WHAT IS NEEDED: Each line below is to be written out in full, exactly as shown.
►
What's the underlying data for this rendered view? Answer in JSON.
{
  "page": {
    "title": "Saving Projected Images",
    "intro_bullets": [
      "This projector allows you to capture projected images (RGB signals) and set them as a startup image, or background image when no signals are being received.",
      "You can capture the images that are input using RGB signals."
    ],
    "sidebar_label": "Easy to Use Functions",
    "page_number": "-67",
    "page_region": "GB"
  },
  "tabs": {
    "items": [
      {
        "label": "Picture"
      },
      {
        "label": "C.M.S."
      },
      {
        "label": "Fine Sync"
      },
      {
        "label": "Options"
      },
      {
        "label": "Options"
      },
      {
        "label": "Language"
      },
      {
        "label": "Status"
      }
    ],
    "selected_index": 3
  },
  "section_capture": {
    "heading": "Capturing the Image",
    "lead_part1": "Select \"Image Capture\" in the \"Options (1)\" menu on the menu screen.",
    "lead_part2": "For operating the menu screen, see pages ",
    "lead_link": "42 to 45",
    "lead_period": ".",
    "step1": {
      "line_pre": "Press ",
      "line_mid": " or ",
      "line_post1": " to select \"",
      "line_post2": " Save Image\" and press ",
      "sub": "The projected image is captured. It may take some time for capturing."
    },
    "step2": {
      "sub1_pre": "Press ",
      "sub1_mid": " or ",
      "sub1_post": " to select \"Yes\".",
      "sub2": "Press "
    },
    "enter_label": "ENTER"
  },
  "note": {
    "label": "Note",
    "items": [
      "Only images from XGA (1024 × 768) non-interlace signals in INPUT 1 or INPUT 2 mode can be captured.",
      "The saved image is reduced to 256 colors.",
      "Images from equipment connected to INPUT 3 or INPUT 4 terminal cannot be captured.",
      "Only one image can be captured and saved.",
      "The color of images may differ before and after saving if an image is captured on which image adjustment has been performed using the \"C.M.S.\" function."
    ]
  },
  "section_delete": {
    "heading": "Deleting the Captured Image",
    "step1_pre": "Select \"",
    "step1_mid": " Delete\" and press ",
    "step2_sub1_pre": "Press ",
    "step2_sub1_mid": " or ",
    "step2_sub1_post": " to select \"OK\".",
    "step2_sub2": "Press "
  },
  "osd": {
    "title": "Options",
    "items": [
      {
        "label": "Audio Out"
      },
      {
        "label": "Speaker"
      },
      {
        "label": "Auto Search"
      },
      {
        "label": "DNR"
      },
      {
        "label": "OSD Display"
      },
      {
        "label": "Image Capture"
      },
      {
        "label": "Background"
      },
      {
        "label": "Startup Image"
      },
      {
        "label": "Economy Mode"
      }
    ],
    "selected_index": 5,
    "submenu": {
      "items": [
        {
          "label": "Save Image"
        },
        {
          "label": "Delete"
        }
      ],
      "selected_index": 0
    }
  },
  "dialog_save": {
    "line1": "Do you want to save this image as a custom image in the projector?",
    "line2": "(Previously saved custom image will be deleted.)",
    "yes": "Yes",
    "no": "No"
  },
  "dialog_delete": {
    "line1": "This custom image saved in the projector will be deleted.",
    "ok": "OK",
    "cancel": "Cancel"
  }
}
◄
FINAL ANSWER:
What's the underlying data for this rendered view? Answer in JSON.
{
  "page": {
    "title": "Saving Projected Images",
    "intro_bullets": [
      "This projector allows you to capture projected images (RGB signals) and set them as a startup image, or background image when no signals are being received.",
      "You can capture the images that are input using RGB signals."
    ],
    "sidebar_label": "Easy to Use Functions",
    "page_number": "-67",
    "page_region": "GB"
  },
  "tabs": {
    "items": [
      {
        "label": "Picture"
      },
      {
        "label": "C.M.S."
      },
      {
        "label": "Fine Sync"
      },
      {
        "label": "Options"
      },
      {
        "label": "Options"
      },
      {
        "label": "Language"
      },
      {
        "label": "Status"
      }
    ],
    "selected_index": 3
  },
  "section_capture": {
    "heading": "Capturing the Image",
    "lead_part1": "Select \"Image Capture\" in the \"Options (1)\" menu on the menu screen.",
    "lead_part2": "For operating the menu screen, see pages ",
    "lead_link": "42 to 45",
    "lead_period": ".",
    "step1": {
      "line_pre": "Press ",
      "line_mid": " or ",
      "line_post1": " to select \"",
      "line_post2": " Save Image\" and press ",
      "sub": "The projected image is captured. It may take some time for capturing."
    },
    "step2": {
      "sub1_pre": "Press ",
      "sub1_mid": " or ",
      "sub1_post": " to select \"Yes\".",
      "sub2": "Press "
    },
    "enter_label": "ENTER"
  },
  "note": {
    "label": "Note",
    "items": [
      "Only images from XGA (1024 × 768) non-interlace signals in INPUT 1 or INPUT 2 mode can be captured.",
      "The saved image is reduced to 256 colors.",
      "Images from equipment connected to INPUT 3 or INPUT 4 terminal cannot be captured.",
      "Only one image can be captured and saved.",
      "The color of images may differ before and after saving if an image is captured on which image adjustment has been performed using the \"C.M.S.\" function."
    ]
  },
  "section_delete": {
    "heading": "Deleting the Captured Image",
    "step1_pre": "Select \"",
    "step1_mid": " Delete\" and press ",
    "step2_sub1_pre": "Press ",
    "step2_sub1_mid": " or ",
    "step2_sub1_post": " to select \"OK\".",
    "step2_sub2": "Press "
  },
  "osd": {
    "title": "Options",
    "items": [
      {
        "label": "Audio Out"
      },
      {
        "label": "Speaker"
      },
      {
        "label": "Auto Search"
      },
      {
        "label": "DNR"
      },
      {
        "label": "OSD Display"
      },
      {
        "label": "Image Capture"
      },
      {
        "label": "Background"
      },
      {
        "label": "Startup Image"
      },
      {
        "label": "Economy Mode"
      }
    ],
    "selected_index": 5,
    "submenu": {
      "items": [
        {
          "label": "Save Image"
        },
        {
          "label": "Delete"
        }
      ],
      "selected_index": 0
    }
  },
  "dialog_save": {
    "line1": "Do you want to save this image as a custom image in the projector?",
    "line2": "(Previously saved custom image will be deleted.)",
    "yes": "Yes",
    "no": "No"
  },
  "dialog_delete": {
    "line1": "This custom image saved in the projector will be deleted.",
    "ok": "OK",
    "cancel": "Cancel"
  }
}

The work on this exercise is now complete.